* _WHAT YOU SHOULD DO_
Transcribe everything in the data word for word. Pictures are left out.

* _Saved data entries_
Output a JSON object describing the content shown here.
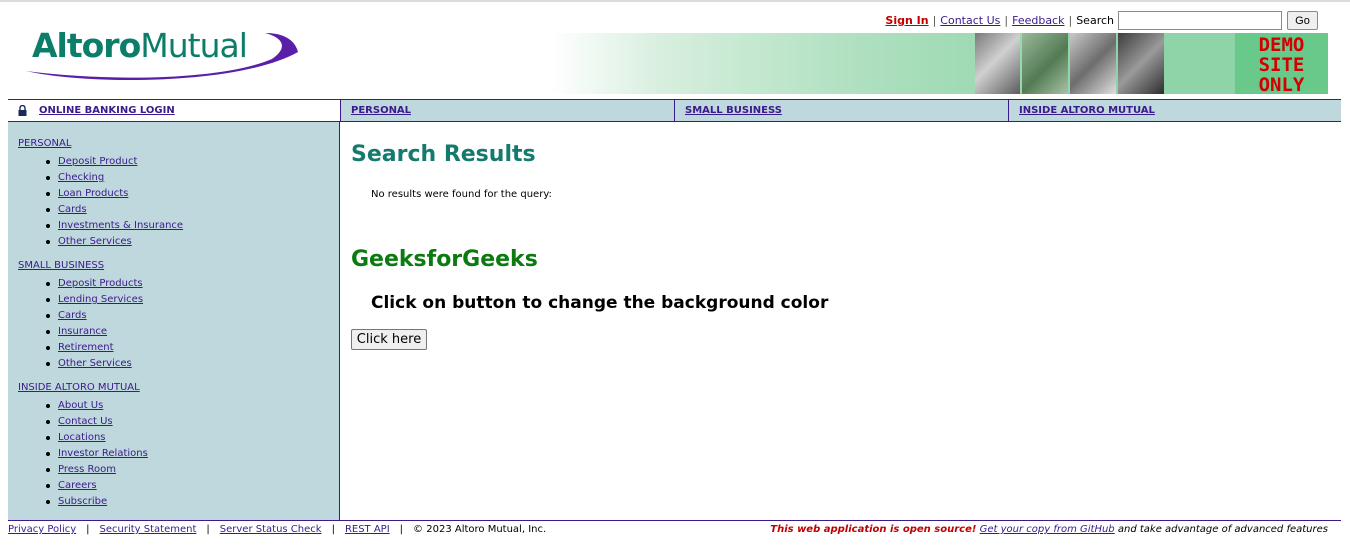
{
  "header": {
    "logo_text_1": "Altoro",
    "logo_text_2": "Mutual",
    "sign_in": "Sign In",
    "contact_us": "Contact Us",
    "feedback": "Feedback",
    "search_label": "Search",
    "search_value": "",
    "go_button": "Go",
    "demo_line1": "DEMO",
    "demo_line2": "SITE",
    "demo_line3": "ONLY"
  },
  "nav": {
    "login": "ONLINE BANKING LOGIN",
    "personal": "PERSONAL",
    "small_business": "SMALL BUSINESS",
    "inside": "INSIDE ALTORO MUTUAL"
  },
  "sidebar": {
    "personal_heading": "PERSONAL",
    "personal_items": [
      "Deposit Product",
      "Checking",
      "Loan Products",
      "Cards",
      "Investments & Insurance",
      "Other Services"
    ],
    "business_heading": "SMALL BUSINESS",
    "business_items": [
      "Deposit Products",
      "Lending Services",
      "Cards",
      "Insurance",
      "Retirement",
      "Other Services"
    ],
    "inside_heading": "INSIDE ALTORO MUTUAL",
    "inside_items": [
      "About Us",
      "Contact Us",
      "Locations",
      "Investor Relations",
      "Press Room",
      "Careers",
      "Subscribe"
    ]
  },
  "main": {
    "title": "Search Results",
    "no_results": "No results were found for the query:",
    "gfg_title": "GeeksforGeeks",
    "instruction": "Click on button to change the background color",
    "button": "Click here"
  },
  "footer": {
    "privacy": "Privacy Policy",
    "security": "Security Statement",
    "server_status": "Server Status Check",
    "rest_api": "REST API",
    "copyright": "© 2023 Altoro Mutual, Inc.",
    "open_source": "This web application is open source!",
    "github_link": "Get your copy from GitHub",
    "tail": "and take advantage of advanced features"
  },
  "colors": {
    "brand_green": "#0b7d69",
    "nav_bg": "#bfd8dd",
    "link": "#3a1a8c",
    "alert_red": "#c00000"
  }
}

* _TASK RESULT_
Output a JSON object describing the content shown here.
{
  "header": {
    "logo_text_1": "Altoro",
    "logo_text_2": "Mutual",
    "sign_in": "Sign In",
    "contact_us": "Contact Us",
    "feedback": "Feedback",
    "search_label": "Search",
    "search_value": "",
    "go_button": "Go",
    "demo_line1": "DEMO",
    "demo_line2": "SITE",
    "demo_line3": "ONLY"
  },
  "nav": {
    "login": "ONLINE BANKING LOGIN",
    "personal": "PERSONAL",
    "small_business": "SMALL BUSINESS",
    "inside": "INSIDE ALTORO MUTUAL"
  },
  "sidebar": {
    "personal_heading": "PERSONAL",
    "personal_items": [
      "Deposit Product",
      "Checking",
      "Loan Products",
      "Cards",
      "Investments & Insurance",
      "Other Services"
    ],
    "business_heading": "SMALL BUSINESS",
    "business_items": [
      "Deposit Products",
      "Lending Services",
      "Cards",
      "Insurance",
      "Retirement",
      "Other Services"
    ],
    "inside_heading": "INSIDE ALTORO MUTUAL",
    "inside_items": [
      "About Us",
      "Contact Us",
      "Locations",
      "Investor Relations",
      "Press Room",
      "Careers",
      "Subscribe"
    ]
  },
  "main": {
    "title": "Search Results",
    "no_results": "No results were found for the query:",
    "gfg_title": "GeeksforGeeks",
    "instruction": "Click on button to change the background color",
    "button": "Click here"
  },
  "footer": {
    "privacy": "Privacy Policy",
    "security": "Security Statement",
    "server_status": "Server Status Check",
    "rest_api": "REST API",
    "copyright": "© 2023 Altoro Mutual, Inc.",
    "open_source": "This web application is open source!",
    "github_link": "Get your copy from GitHub",
    "tail": "and take advantage of advanced features"
  },
  "colors": {
    "brand_green": "#0b7d69",
    "nav_bg": "#bfd8dd",
    "link": "#3a1a8c",
    "alert_red": "#c00000"
  }
}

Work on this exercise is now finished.